The exercise:
Gather every line holding the string "text".
**** Data extract
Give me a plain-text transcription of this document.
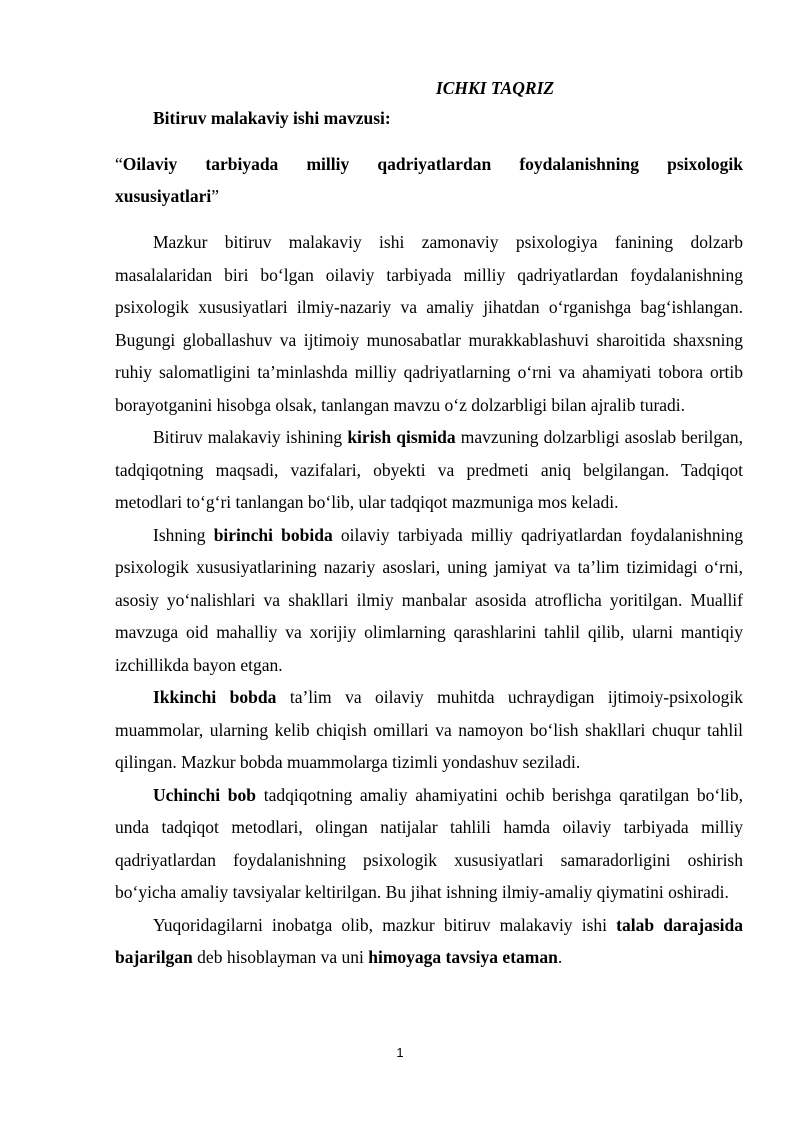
ICHKI TAQRIZ
Bitiruv malakaviy ishi mavzusi:
“Oilaviy tarbiyada milliy qadriyatlardan foydalanishning psixologik
xususiyatlari”

Mazkur bitiruv malakaviy ishi zamonaviy psixologiya fanining dolzarb masalalaridan biri bo‘lgan oilaviy tarbiyada milliy qadriyatlardan foydalanishning psixologik xususiyatlari ilmiy-nazariy va amaliy jihatdan o‘rganishga bag‘ishlangan. Bugungi globallashuv va ijtimoiy munosabatlar murakkablashuvi sharoitida shaxsning ruhiy salomatligini ta’minlashda milliy qadriyatlarning o‘rni va ahamiyati tobora ortib borayotganini hisobga olsak, tanlangan mavzu o‘z dolzarbligi bilan ajralib turadi.

Bitiruv malakaviy ishining kirish qismida mavzuning dolzarbligi asoslab berilgan, tadqiqotning maqsadi, vazifalari, obyekti va predmeti aniq belgilangan. Tadqiqot metodlari to‘g‘ri tanlangan bo‘lib, ular tadqiqot mazmuniga mos keladi.

Ishning birinchi bobida oilaviy tarbiyada milliy qadriyatlardan foydalanishning psixologik xususiyatlarining nazariy asoslari, uning jamiyat va ta’lim tizimidagi o‘rni, asosiy yo‘nalishlari va shakllari ilmiy manbalar asosida atroflicha yoritilgan. Muallif mavzuga oid mahalliy va xorijiy olimlarning qarashlarini tahlil qilib, ularni mantiqiy izchillikda bayon etgan.

Ikkinchi bobda ta’lim va oilaviy muhitda uchraydigan ijtimoiy-psixologik muammolar, ularning kelib chiqish omillari va namoyon bo‘lish shakllari chuqur tahlil qilingan. Mazkur bobda muammolarga tizimli yondashuv seziladi.

Uchinchi bob tadqiqotning amaliy ahamiyatini ochib berishga qaratilgan bo‘lib, unda tadqiqot metodlari, olingan natijalar tahlili hamda oilaviy tarbiyada milliy qadriyatlardan foydalanishning psixologik xususiyatlari samaradorligini oshirish bo‘yicha amaliy tavsiyalar keltirilgan. Bu jihat ishning ilmiy-amaliy qiymatini oshiradi.

Yuqoridagilarni inobatga olib, mazkur bitiruv malakaviy ishi talab darajasida bajarilgan deb hisoblayman va uni himoyaga tavsiya etaman.

1
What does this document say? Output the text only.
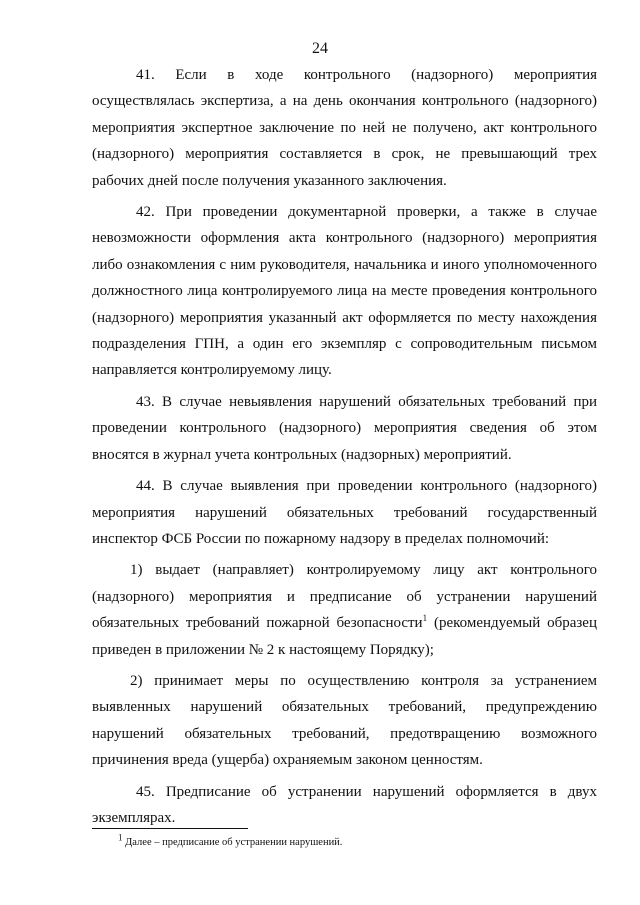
24

41. Если в ходе контрольного (надзорного) мероприятия осуществлялась экспертиза, а на день окончания контрольного (надзорного) мероприятия экспертное заключение по ней не получено, акт контрольного (надзорного) мероприятия составляется в срок, не превышающий трех рабочих дней после получения указанного заключения.

42. При проведении документарной проверки, а также в случае невозможности оформления акта контрольного (надзорного) мероприятия либо ознакомления с ним руководителя, начальника и иного уполномоченного должностного лица контролируемого лица на месте проведения контрольного (надзорного) мероприятия указанный акт оформляется по месту нахождения подразделения ГПН, а один его экземпляр с сопроводительным письмом направляется контролируемому лицу.

43. В случае невыявления нарушений обязательных требований при проведении контрольного (надзорного) мероприятия сведения об этом вносятся в журнал учета контрольных (надзорных) мероприятий.

44. В случае выявления при проведении контрольного (надзорного) мероприятия нарушений обязательных требований государственный инспектор ФСБ России по пожарному надзору в пределах полномочий:

1) выдает (направляет) контролируемому лицу акт контрольного (надзорного) мероприятия и предписание об устранении нарушений обязательных требований пожарной безопасности$^1$ (рекомендуемый образец приведен в приложении № 2 к настоящему Порядку);

2) принимает меры по осуществлению контроля за устранением выявленных нарушений обязательных требований, предупреждению нарушений обязательных требований, предотвращению возможного причинения вреда (ущерба) охраняемым законом ценностям.

45. Предписание об устранении нарушений оформляется в двух экземплярах.

$^1$ Далее – предписание об устранении нарушений.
********
Solution:
Give me a plain-text transcription of this document.
What does this document say? Output the text only.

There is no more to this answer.